## BEGIN RECORDS PROVIDED
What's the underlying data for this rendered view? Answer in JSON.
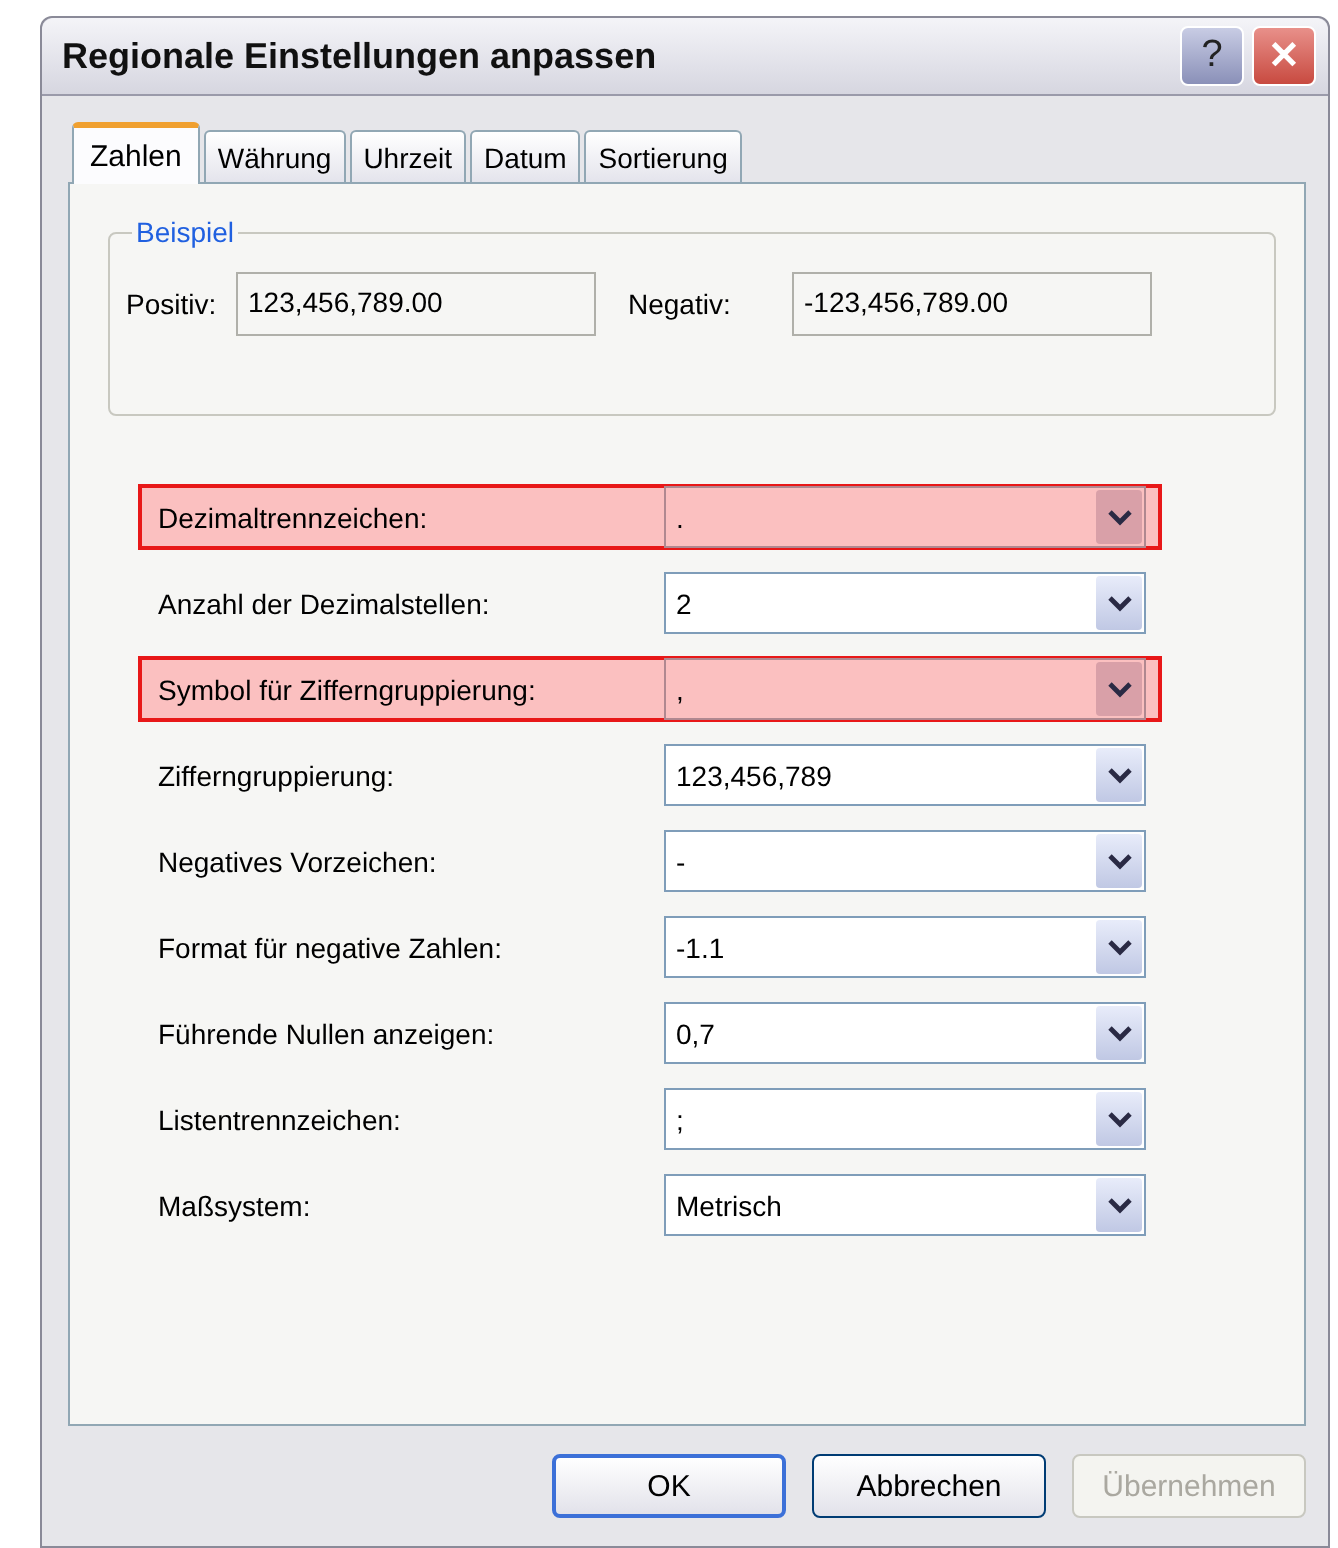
{
  "window": {
    "title": "Regionale Einstellungen anpassen",
    "help_button": "?",
    "close_button": "✕"
  },
  "tabs": [
    {
      "label": "Zahlen",
      "selected": true
    },
    {
      "label": "Währung",
      "selected": false
    },
    {
      "label": "Uhrzeit",
      "selected": false
    },
    {
      "label": "Datum",
      "selected": false
    },
    {
      "label": "Sortierung",
      "selected": false
    }
  ],
  "example": {
    "legend": "Beispiel",
    "positive_label": "Positiv:",
    "positive_value": "123,456,789.00",
    "negative_label": "Negativ:",
    "negative_value": "-123,456,789.00"
  },
  "settings": [
    {
      "label": "Dezimaltrennzeichen:",
      "value": ".",
      "highlighted": true
    },
    {
      "label": "Anzahl der Dezimalstellen:",
      "value": "2",
      "highlighted": false
    },
    {
      "label": "Symbol für Zifferngruppierung:",
      "value": ",",
      "highlighted": true
    },
    {
      "label": "Zifferngruppierung:",
      "value": "123,456,789",
      "highlighted": false
    },
    {
      "label": "Negatives Vorzeichen:",
      "value": "-",
      "highlighted": false
    },
    {
      "label": "Format für negative Zahlen:",
      "value": "-1.1",
      "highlighted": false
    },
    {
      "label": "Führende Nullen anzeigen:",
      "value": "0,7",
      "highlighted": false
    },
    {
      "label": "Listentrennzeichen:",
      "value": ";",
      "highlighted": false
    },
    {
      "label": "Maßsystem:",
      "value": "Metrisch",
      "highlighted": false
    }
  ],
  "buttons": [
    {
      "label": "OK",
      "default": true,
      "disabled": false
    },
    {
      "label": "Abbrechen",
      "default": false,
      "disabled": false
    },
    {
      "label": "Übernehmen",
      "default": false,
      "disabled": true
    }
  ]
}
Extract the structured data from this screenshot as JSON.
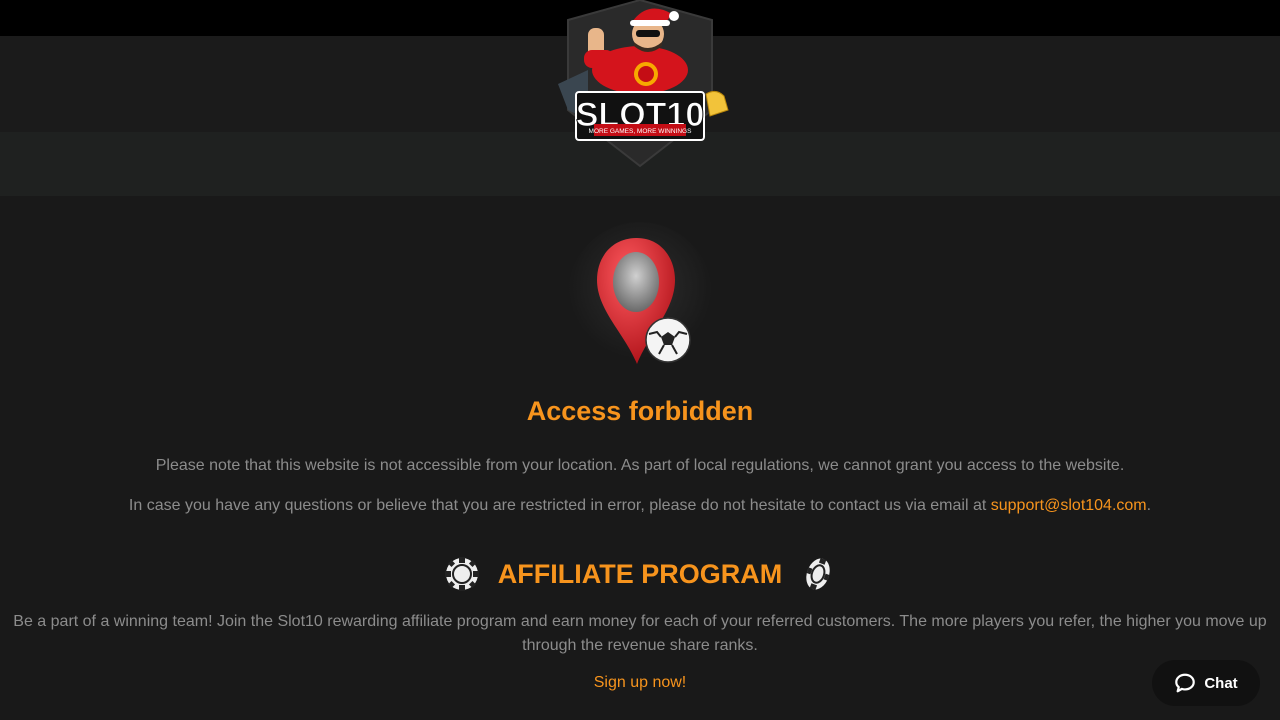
{
  "header": {
    "logo_text": "SLOT10",
    "logo_tagline": "MORE GAMES, MORE WINNINGS"
  },
  "main": {
    "title": "Access forbidden",
    "paragraph_1": "Please note that this website is not accessible from your location. As part of local regulations, we cannot grant you access to the website.",
    "paragraph_2_prefix": "In case you have any questions or believe that you are restricted in error, please do not hesitate to contact us via email at ",
    "email": "support@slot104.com",
    "paragraph_2_suffix": "."
  },
  "affiliate": {
    "title": "AFFILIATE PROGRAM",
    "description": "Be a part of a winning team! Join the Slot10 rewarding affiliate program and earn money for each of your referred customers. The more players you refer, the higher you move up through the revenue share ranks.",
    "signup_label": "Sign up now!"
  },
  "chat": {
    "label": "Chat"
  },
  "colors": {
    "accent": "#f7941d",
    "background": "#191919",
    "topbar": "#000000",
    "navbar": "#1f2120",
    "text": "#8c8c8c"
  },
  "icons": {
    "logo": "slot10-mascot-logo",
    "pin": "location-pin-icon",
    "chip": "poker-chip-icon",
    "chat": "chat-bubble-icon"
  }
}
## END RECORDS PROVIDED
> _REQUIREMENTS_:
Everything from the line that contains "Extract the structured" to the final line of the data is to be duplicated exactly, both ends included, except the pictures.

> _TASK ANSWER_:
Extract the structured data from this screenshot as JSON.
{
  "header": {
    "logo_text": "SLOT10",
    "logo_tagline": "MORE GAMES, MORE WINNINGS"
  },
  "main": {
    "title": "Access forbidden",
    "paragraph_1": "Please note that this website is not accessible from your location. As part of local regulations, we cannot grant you access to the website.",
    "paragraph_2_prefix": "In case you have any questions or believe that you are restricted in error, please do not hesitate to contact us via email at ",
    "email": "support@slot104.com",
    "paragraph_2_suffix": "."
  },
  "affiliate": {
    "title": "AFFILIATE PROGRAM",
    "description": "Be a part of a winning team! Join the Slot10 rewarding affiliate program and earn money for each of your referred customers. The more players you refer, the higher you move up through the revenue share ranks.",
    "signup_label": "Sign up now!"
  },
  "chat": {
    "label": "Chat"
  },
  "colors": {
    "accent": "#f7941d",
    "background": "#191919",
    "topbar": "#000000",
    "navbar": "#1f2120",
    "text": "#8c8c8c"
  },
  "icons": {
    "logo": "slot10-mascot-logo",
    "pin": "location-pin-icon",
    "chip": "poker-chip-icon",
    "chat": "chat-bubble-icon"
  }
}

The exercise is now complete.